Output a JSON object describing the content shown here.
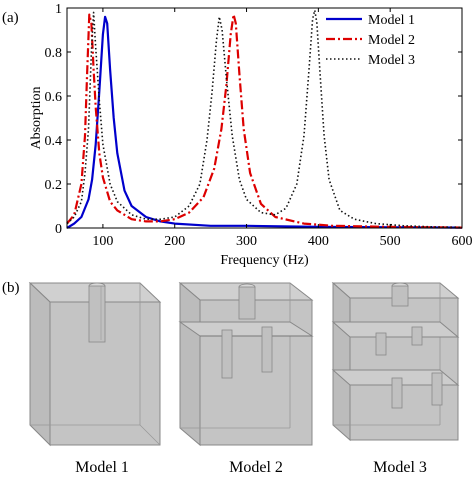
{
  "panel_a_label": "(a)",
  "panel_b_label": "(b)",
  "chart_data": {
    "type": "line",
    "title": "",
    "xlabel": "Frequency (Hz)",
    "ylabel": "Absorption",
    "xlim": [
      50,
      600
    ],
    "ylim": [
      0,
      1
    ],
    "xticks": [
      100,
      200,
      300,
      400,
      500,
      600
    ],
    "yticks": [
      0,
      0.2,
      0.4,
      0.6,
      0.8,
      1
    ],
    "xtick_labels": [
      "100",
      "200",
      "300",
      "400",
      "500",
      "600"
    ],
    "ytick_labels": [
      "0",
      "0.2",
      "0.4",
      "0.6",
      "0.8",
      "1"
    ],
    "grid": false,
    "legend_position": "top-right",
    "series": [
      {
        "name": "Model 1",
        "color": "#0000cc",
        "style": "solid",
        "x": [
          50,
          60,
          70,
          80,
          85,
          90,
          95,
          100,
          103,
          106,
          110,
          115,
          120,
          130,
          140,
          160,
          180,
          200,
          250,
          300,
          400,
          500,
          600
        ],
        "y": [
          0.0,
          0.02,
          0.05,
          0.13,
          0.22,
          0.38,
          0.62,
          0.88,
          0.96,
          0.93,
          0.72,
          0.5,
          0.34,
          0.17,
          0.1,
          0.05,
          0.03,
          0.02,
          0.01,
          0.01,
          0.005,
          0.003,
          0.002
        ]
      },
      {
        "name": "Model 2",
        "color": "#dd0000",
        "style": "dashdot",
        "x": [
          50,
          60,
          70,
          75,
          78,
          81,
          84,
          87,
          90,
          95,
          100,
          110,
          120,
          140,
          160,
          180,
          200,
          220,
          240,
          255,
          265,
          272,
          278,
          282,
          285,
          290,
          296,
          305,
          320,
          340,
          380,
          420,
          500,
          600
        ],
        "y": [
          0.02,
          0.06,
          0.2,
          0.42,
          0.7,
          0.97,
          0.93,
          0.72,
          0.55,
          0.34,
          0.23,
          0.12,
          0.08,
          0.04,
          0.03,
          0.03,
          0.04,
          0.07,
          0.14,
          0.27,
          0.45,
          0.65,
          0.88,
          0.97,
          0.93,
          0.7,
          0.45,
          0.25,
          0.11,
          0.05,
          0.02,
          0.01,
          0.005,
          0.002
        ]
      },
      {
        "name": "Model 3",
        "color": "#111111",
        "style": "dotted",
        "x": [
          50,
          60,
          70,
          75,
          80,
          84,
          87,
          90,
          95,
          100,
          110,
          120,
          140,
          160,
          180,
          200,
          220,
          235,
          245,
          252,
          258,
          262,
          266,
          272,
          280,
          290,
          300,
          320,
          340,
          355,
          370,
          380,
          387,
          392,
          395,
          398,
          402,
          408,
          415,
          430,
          450,
          480,
          520,
          560,
          600
        ],
        "y": [
          0.02,
          0.05,
          0.12,
          0.25,
          0.45,
          0.8,
          0.98,
          0.82,
          0.58,
          0.38,
          0.2,
          0.12,
          0.06,
          0.04,
          0.04,
          0.05,
          0.1,
          0.2,
          0.4,
          0.62,
          0.85,
          0.96,
          0.9,
          0.68,
          0.42,
          0.22,
          0.13,
          0.07,
          0.06,
          0.09,
          0.2,
          0.42,
          0.72,
          0.95,
          0.99,
          0.93,
          0.72,
          0.42,
          0.22,
          0.08,
          0.04,
          0.02,
          0.01,
          0.005,
          0.003
        ]
      }
    ]
  },
  "models": [
    {
      "label": "Model 1"
    },
    {
      "label": "Model 2"
    },
    {
      "label": "Model 3"
    }
  ]
}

......

**To do**
What is needed is an exact reproduction of the data, pictures excluded.

**Task output**
Output a JSON object describing the content shown here.
{
  "panel_a_label": "(a)",
  "panel_b_label": "(b)",
  "chart_data": {
    "type": "line",
    "title": "",
    "xlabel": "Frequency (Hz)",
    "ylabel": "Absorption",
    "xlim": [
      50,
      600
    ],
    "ylim": [
      0,
      1
    ],
    "xticks": [
      100,
      200,
      300,
      400,
      500,
      600
    ],
    "yticks": [
      0,
      0.2,
      0.4,
      0.6,
      0.8,
      1
    ],
    "xtick_labels": [
      "100",
      "200",
      "300",
      "400",
      "500",
      "600"
    ],
    "ytick_labels": [
      "0",
      "0.2",
      "0.4",
      "0.6",
      "0.8",
      "1"
    ],
    "grid": false,
    "legend_position": "top-right",
    "series": [
      {
        "name": "Model 1",
        "color": "#0000cc",
        "style": "solid",
        "x": [
          50,
          60,
          70,
          80,
          85,
          90,
          95,
          100,
          103,
          106,
          110,
          115,
          120,
          130,
          140,
          160,
          180,
          200,
          250,
          300,
          400,
          500,
          600
        ],
        "y": [
          0.0,
          0.02,
          0.05,
          0.13,
          0.22,
          0.38,
          0.62,
          0.88,
          0.96,
          0.93,
          0.72,
          0.5,
          0.34,
          0.17,
          0.1,
          0.05,
          0.03,
          0.02,
          0.01,
          0.01,
          0.005,
          0.003,
          0.002
        ]
      },
      {
        "name": "Model 2",
        "color": "#dd0000",
        "style": "dashdot",
        "x": [
          50,
          60,
          70,
          75,
          78,
          81,
          84,
          87,
          90,
          95,
          100,
          110,
          120,
          140,
          160,
          180,
          200,
          220,
          240,
          255,
          265,
          272,
          278,
          282,
          285,
          290,
          296,
          305,
          320,
          340,
          380,
          420,
          500,
          600
        ],
        "y": [
          0.02,
          0.06,
          0.2,
          0.42,
          0.7,
          0.97,
          0.93,
          0.72,
          0.55,
          0.34,
          0.23,
          0.12,
          0.08,
          0.04,
          0.03,
          0.03,
          0.04,
          0.07,
          0.14,
          0.27,
          0.45,
          0.65,
          0.88,
          0.97,
          0.93,
          0.7,
          0.45,
          0.25,
          0.11,
          0.05,
          0.02,
          0.01,
          0.005,
          0.002
        ]
      },
      {
        "name": "Model 3",
        "color": "#111111",
        "style": "dotted",
        "x": [
          50,
          60,
          70,
          75,
          80,
          84,
          87,
          90,
          95,
          100,
          110,
          120,
          140,
          160,
          180,
          200,
          220,
          235,
          245,
          252,
          258,
          262,
          266,
          272,
          280,
          290,
          300,
          320,
          340,
          355,
          370,
          380,
          387,
          392,
          395,
          398,
          402,
          408,
          415,
          430,
          450,
          480,
          520,
          560,
          600
        ],
        "y": [
          0.02,
          0.05,
          0.12,
          0.25,
          0.45,
          0.8,
          0.98,
          0.82,
          0.58,
          0.38,
          0.2,
          0.12,
          0.06,
          0.04,
          0.04,
          0.05,
          0.1,
          0.2,
          0.4,
          0.62,
          0.85,
          0.96,
          0.9,
          0.68,
          0.42,
          0.22,
          0.13,
          0.07,
          0.06,
          0.09,
          0.2,
          0.42,
          0.72,
          0.95,
          0.99,
          0.93,
          0.72,
          0.42,
          0.22,
          0.08,
          0.04,
          0.02,
          0.01,
          0.005,
          0.003
        ]
      }
    ]
  },
  "models": [
    {
      "label": "Model 1"
    },
    {
      "label": "Model 2"
    },
    {
      "label": "Model 3"
    }
  ]
}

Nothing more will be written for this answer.